(Stored data)
+ + + + +
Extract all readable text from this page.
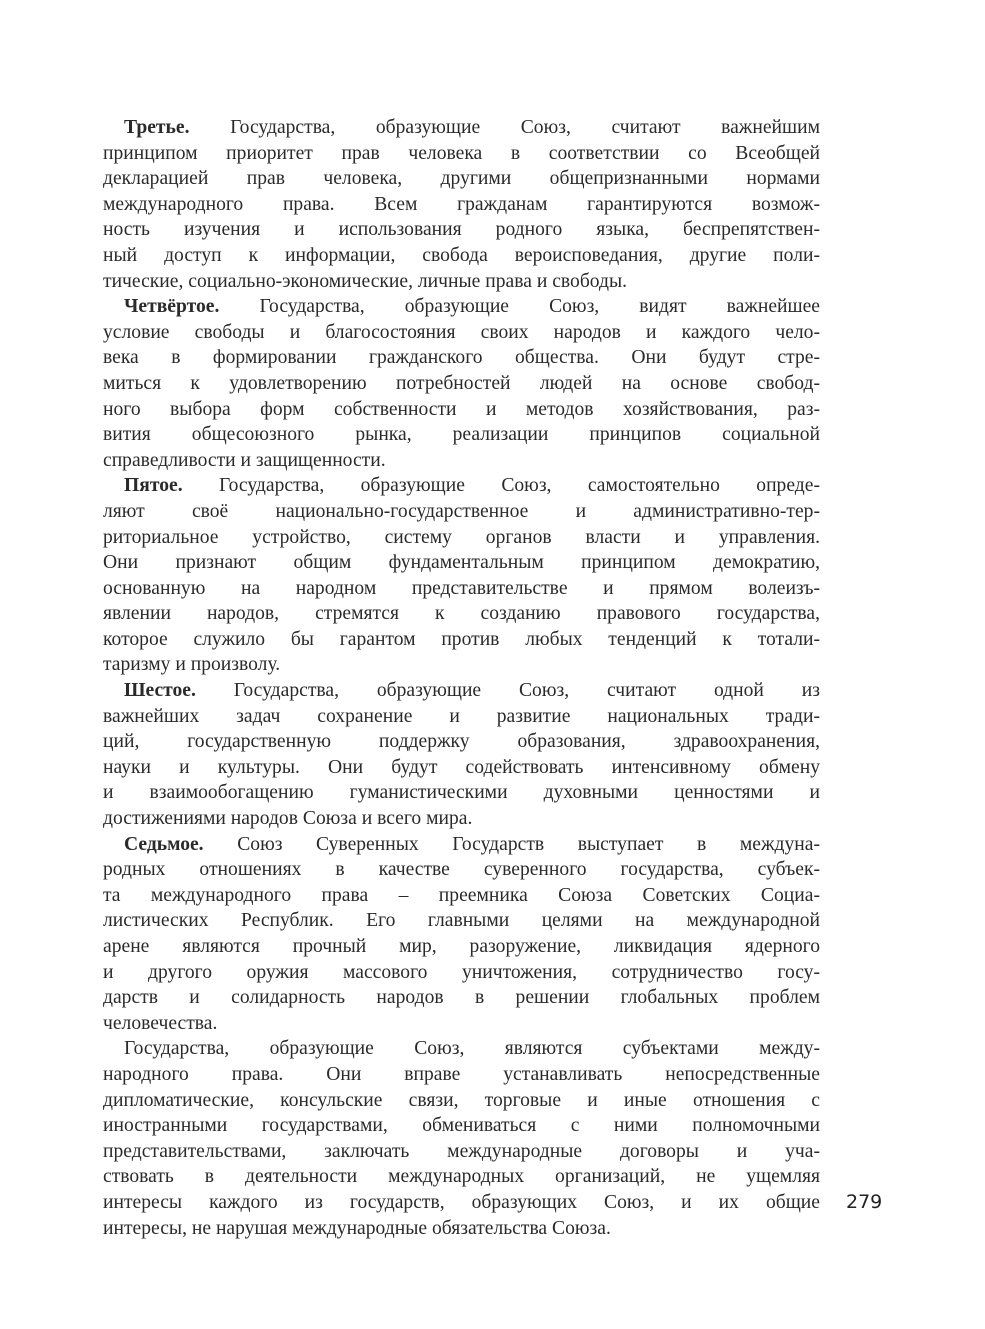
Третье. Государства, образующие Союз, считают важнейшим
принципом приоритет прав человека в соответствии со Всеобщей
декларацией прав человека, другими общепризнанными нормами
международного права. Всем гражданам гарантируются возмож-
ность изучения и использования родного языка, беспрепятствен-
ный доступ к информации, свобода вероисповедания, другие поли-
тические, социально-экономические, личные права и свободы.
Четвёртое. Государства, образующие Союз, видят важнейшее
условие свободы и благосостояния своих народов и каждого чело-
века в формировании гражданского общества. Они будут стре-
миться к удовлетворению потребностей людей на основе свобод-
ного выбора форм собственности и методов хозяйствования, раз-
вития общесоюзного рынка, реализации принципов социальной
справедливости и защищенности.
Пятое. Государства, образующие Союз, самостоятельно опреде-
ляют своё национально-государственное и административно-тер-
риториальное устройство, систему органов власти и управления.
Они признают общим фундаментальным принципом демократию,
основанную на народном представительстве и прямом волеизъ-
явлении народов, стремятся к созданию правового государства,
которое служило бы гарантом против любых тенденций к тотали-
таризму и произволу.
Шестое. Государства, образующие Союз, считают одной из
важнейших задач сохранение и развитие национальных тради-
ций, государственную поддержку образования, здравоохранения,
науки и культуры. Они будут содействовать интенсивному обмену
и взаимообогащению гуманистическими духовными ценностями и
достижениями народов Союза и всего мира.
Седьмое. Союз Суверенных Государств выступает в междуна-
родных отношениях в качестве суверенного государства, субъек-
та международного права – преемника Союза Советских Социа-
листических Республик. Его главными целями на международной
арене являются прочный мир, разоружение, ликвидация ядерного
и другого оружия массового уничтожения, сотрудничество госу-
дарств и солидарность народов в решении глобальных проблем
человечества.
Государства, образующие Союз, являются субъектами между-
народного права. Они вправе устанавливать непосредственные
дипломатические, консульские связи, торговые и иные отношения с
иностранными государствами, обмениваться с ними полномочными
представительствами, заключать международные договоры и уча-
ствовать в деятельности международных организаций, не ущемляя
интересы каждого из государств, образующих Союз, и их общие
интересы, не нарушая международные обязательства Союза.
279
+ + + + +
- WRITTEN EXERCISE: Repeat the material above in full and exactly, apart from the pictures.

- THE RESPONSE:
Extract all readable text from this page.
Третье. Государства, образующие Союз, считают важнейшим
принципом приоритет прав человека в соответствии со Всеобщей
декларацией прав человека, другими общепризнанными нормами
международного права. Всем гражданам гарантируются возмож-
ность изучения и использования родного языка, беспрепятствен-
ный доступ к информации, свобода вероисповедания, другие поли-
тические, социально-экономические, личные права и свободы.
Четвёртое. Государства, образующие Союз, видят важнейшее
условие свободы и благосостояния своих народов и каждого чело-
века в формировании гражданского общества. Они будут стре-
миться к удовлетворению потребностей людей на основе свобод-
ного выбора форм собственности и методов хозяйствования, раз-
вития общесоюзного рынка, реализации принципов социальной
справедливости и защищенности.
Пятое. Государства, образующие Союз, самостоятельно опреде-
ляют своё национально-государственное и административно-тер-
риториальное устройство, систему органов власти и управления.
Они признают общим фундаментальным принципом демократию,
основанную на народном представительстве и прямом волеизъ-
явлении народов, стремятся к созданию правового государства,
которое служило бы гарантом против любых тенденций к тотали-
таризму и произволу.
Шестое. Государства, образующие Союз, считают одной из
важнейших задач сохранение и развитие национальных тради-
ций, государственную поддержку образования, здравоохранения,
науки и культуры. Они будут содействовать интенсивному обмену
и взаимообогащению гуманистическими духовными ценностями и
достижениями народов Союза и всего мира.
Седьмое. Союз Суверенных Государств выступает в междуна-
родных отношениях в качестве суверенного государства, субъек-
та международного права – преемника Союза Советских Социа-
листических Республик. Его главными целями на международной
арене являются прочный мир, разоружение, ликвидация ядерного
и другого оружия массового уничтожения, сотрудничество госу-
дарств и солидарность народов в решении глобальных проблем
человечества.
Государства, образующие Союз, являются субъектами между-
народного права. Они вправе устанавливать непосредственные
дипломатические, консульские связи, торговые и иные отношения с
иностранными государствами, обмениваться с ними полномочными
представительствами, заключать международные договоры и уча-
ствовать в деятельности международных организаций, не ущемляя
интересы каждого из государств, образующих Союз, и их общие
интересы, не нарушая международные обязательства Союза.
279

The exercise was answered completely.